>> BEGIN
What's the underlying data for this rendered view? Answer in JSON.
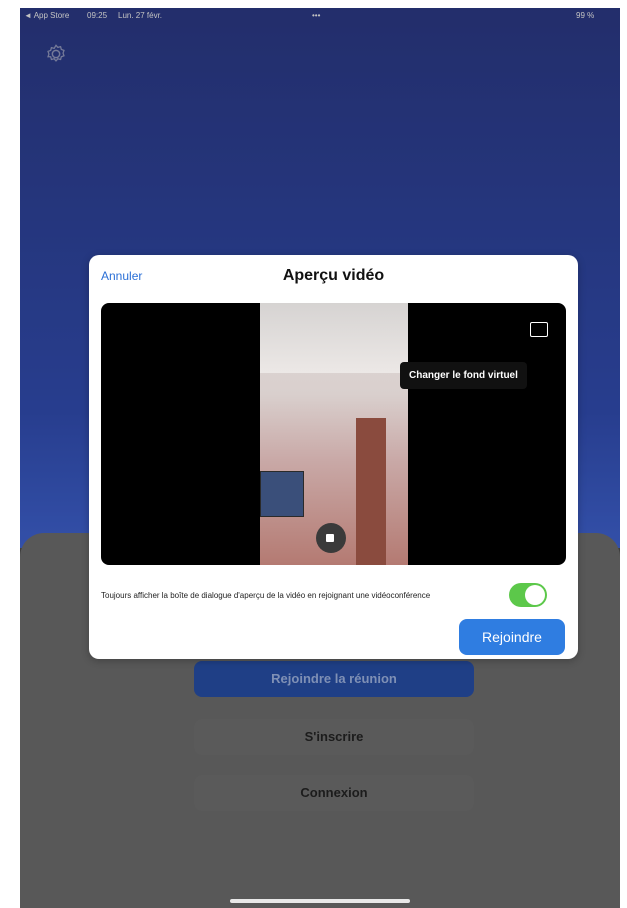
{
  "status_bar": {
    "app_store": "◄ App Store",
    "time": "09:25",
    "date": "Lun. 27 févr.",
    "dots": "•••",
    "battery": "99 %"
  },
  "background": {
    "logo": "zoom",
    "buttons": [
      "Rejoindre la réunion",
      "S'inscrire",
      "Connexion"
    ]
  },
  "dialog": {
    "cancel": "Annuler",
    "title": "Aperçu vidéo",
    "tooltip": "Changer le fond virtuel",
    "preference_label": "Toujours afficher la boîte de dialogue d'aperçu de la vidéo en rejoignant une vidéoconférence",
    "preference_on": true,
    "join_button": "Rejoindre"
  },
  "icons": {
    "settings": "gear-icon",
    "virtual_background": "image-icon",
    "camera": "video-camera-icon"
  },
  "colors": {
    "accent": "#2f7de1",
    "toggle_on": "#5cc84a",
    "link": "#2a6fd6"
  }
}
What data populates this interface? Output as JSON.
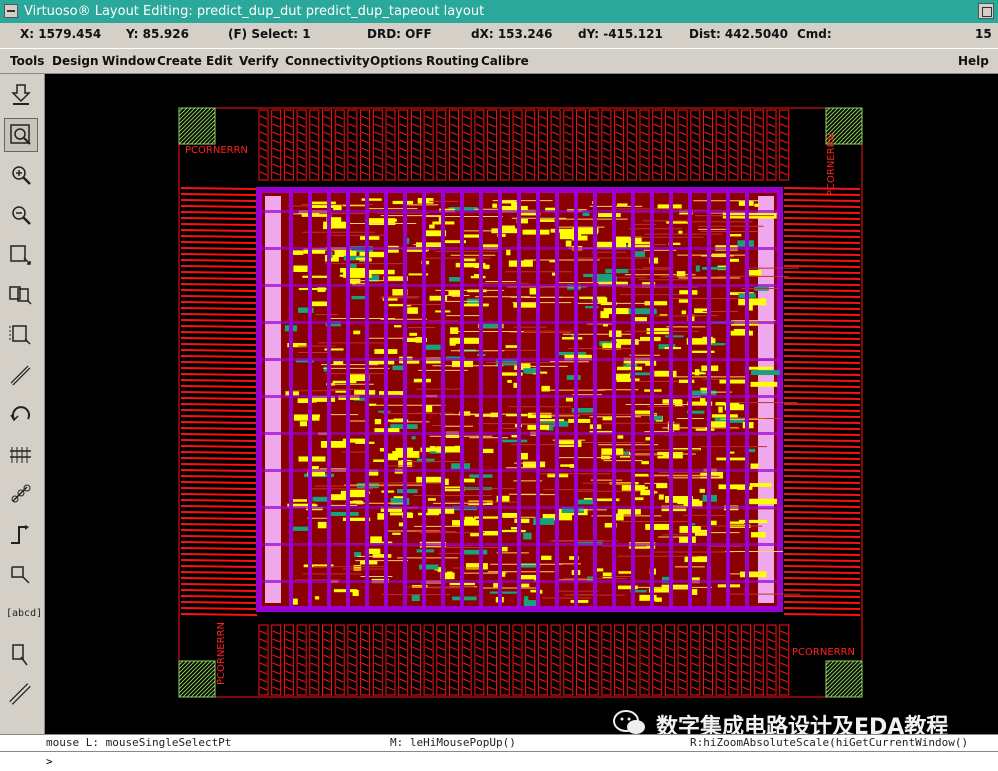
{
  "window": {
    "title": "Virtuoso® Layout Editing: predict_dup_dut predict_dup_tapeout layout"
  },
  "status": {
    "x": "X: 1579.454",
    "y": "Y: 85.926",
    "select": "(F) Select: 1",
    "drd": "DRD: OFF",
    "dx": "dX: 153.246",
    "dy": "dY: -415.121",
    "dist": "Dist: 442.5040",
    "cmd": "Cmd:",
    "count": "15"
  },
  "menu": {
    "items": [
      "Tools",
      "Design",
      "Window",
      "Create",
      "Edit",
      "Verify",
      "Connectivity",
      "Options",
      "Routing",
      "Calibre"
    ],
    "help": "Help"
  },
  "toolbar": {
    "tools": [
      "save-icon",
      "zoom-fit-icon",
      "zoom-in-icon",
      "zoom-out-icon",
      "stretch-icon",
      "copy-icon",
      "move-icon",
      "path-icon",
      "undo-icon",
      "measure-icon",
      "property-icon",
      "route-icon",
      "reshape-icon",
      "label-icon",
      "select-icon",
      "ruler-icon"
    ],
    "label_tool_text": "[abcd]"
  },
  "layout": {
    "corner_labels": [
      "PCORNERRN",
      "PCORNERRN",
      "PCORNERRN",
      "PCORNERRN"
    ],
    "colors": {
      "background": "#000000",
      "pad": "#ff1010",
      "core": "#8b0000",
      "strap": "#9a00d0",
      "cell": "#ffff00",
      "via": "#1aa07a",
      "corner": "#8ed060",
      "ring": "#f0a8ec"
    }
  },
  "cmd": {
    "mouse_l": "mouse L: mouseSingleSelectPt",
    "mouse_m": "M: leHiMousePopUp()",
    "mouse_r": "R:hiZoomAbsoluteScale(hiGetCurrentWindow()"
  },
  "prompt": ">",
  "watermark": {
    "text": "数字集成电路设计及EDA教程"
  }
}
>> END
#### Given task:
Repeat the data exactly, excluding the pictures.

#### Answer to the exercise:
What's the underlying data for this rendered view? Answer in JSON.
{
  "status_bar": {
    "app_store": "◄ App Store",
    "time": "09:25",
    "date": "Lun. 27 févr.",
    "dots": "•••",
    "battery": "99 %"
  },
  "background": {
    "logo": "zoom",
    "buttons": [
      "Rejoindre la réunion",
      "S'inscrire",
      "Connexion"
    ]
  },
  "dialog": {
    "cancel": "Annuler",
    "title": "Aperçu vidéo",
    "tooltip": "Changer le fond virtuel",
    "preference_label": "Toujours afficher la boîte de dialogue d'aperçu de la vidéo en rejoignant une vidéoconférence",
    "preference_on": true,
    "join_button": "Rejoindre"
  },
  "icons": {
    "settings": "gear-icon",
    "virtual_background": "image-icon",
    "camera": "video-camera-icon"
  },
  "colors": {
    "accent": "#2f7de1",
    "toggle_on": "#5cc84a",
    "link": "#2a6fd6"
  }
}
What data populates this interface? Output as JSON.
{
  "window": {
    "title": "Virtuoso® Layout Editing: predict_dup_dut predict_dup_tapeout layout"
  },
  "status": {
    "x": "X: 1579.454",
    "y": "Y: 85.926",
    "select": "(F) Select: 1",
    "drd": "DRD: OFF",
    "dx": "dX: 153.246",
    "dy": "dY: -415.121",
    "dist": "Dist: 442.5040",
    "cmd": "Cmd:",
    "count": "15"
  },
  "menu": {
    "items": [
      "Tools",
      "Design",
      "Window",
      "Create",
      "Edit",
      "Verify",
      "Connectivity",
      "Options",
      "Routing",
      "Calibre"
    ],
    "help": "Help"
  },
  "toolbar": {
    "tools": [
      "save-icon",
      "zoom-fit-icon",
      "zoom-in-icon",
      "zoom-out-icon",
      "stretch-icon",
      "copy-icon",
      "move-icon",
      "path-icon",
      "undo-icon",
      "measure-icon",
      "property-icon",
      "route-icon",
      "reshape-icon",
      "label-icon",
      "select-icon",
      "ruler-icon"
    ],
    "label_tool_text": "[abcd]"
  },
  "layout": {
    "corner_labels": [
      "PCORNERRN",
      "PCORNERRN",
      "PCORNERRN",
      "PCORNERRN"
    ],
    "colors": {
      "background": "#000000",
      "pad": "#ff1010",
      "core": "#8b0000",
      "strap": "#9a00d0",
      "cell": "#ffff00",
      "via": "#1aa07a",
      "corner": "#8ed060",
      "ring": "#f0a8ec"
    }
  },
  "cmd": {
    "mouse_l": "mouse L: mouseSingleSelectPt",
    "mouse_m": "M: leHiMousePopUp()",
    "mouse_r": "R:hiZoomAbsoluteScale(hiGetCurrentWindow()"
  },
  "prompt": ">",
  "watermark": {
    "text": "数字集成电路设计及EDA教程"
  }
}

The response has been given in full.